__Goal__
Each entry below should be returned exactly as is, with the pictures removed.

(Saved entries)
——

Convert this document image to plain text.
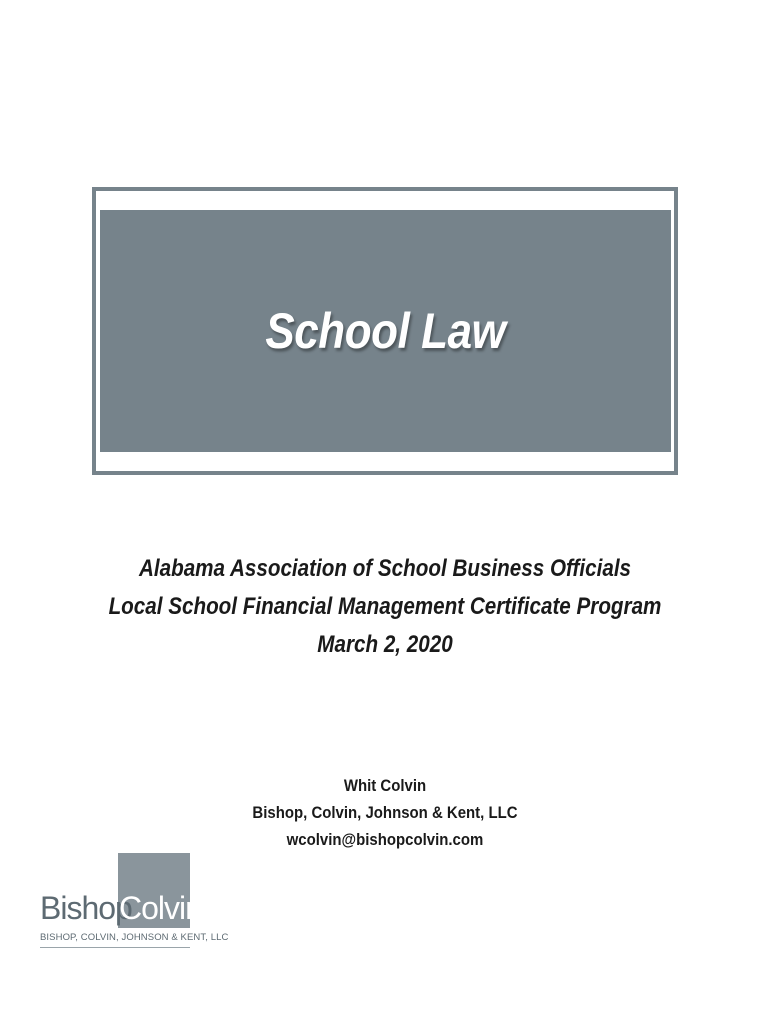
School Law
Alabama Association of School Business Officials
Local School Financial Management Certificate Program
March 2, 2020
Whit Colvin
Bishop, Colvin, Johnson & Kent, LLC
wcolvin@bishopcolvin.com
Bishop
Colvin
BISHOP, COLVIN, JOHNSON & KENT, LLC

——

__Output for this exercise__
Convert this document image to plain text.
School Law
Alabama Association of School Business Officials
Local School Financial Management Certificate Program
March 2, 2020
Whit Colvin
Bishop, Colvin, Johnson & Kent, LLC
wcolvin@bishopcolvin.com
Bishop
Colvin
BISHOP, COLVIN, JOHNSON & KENT, LLC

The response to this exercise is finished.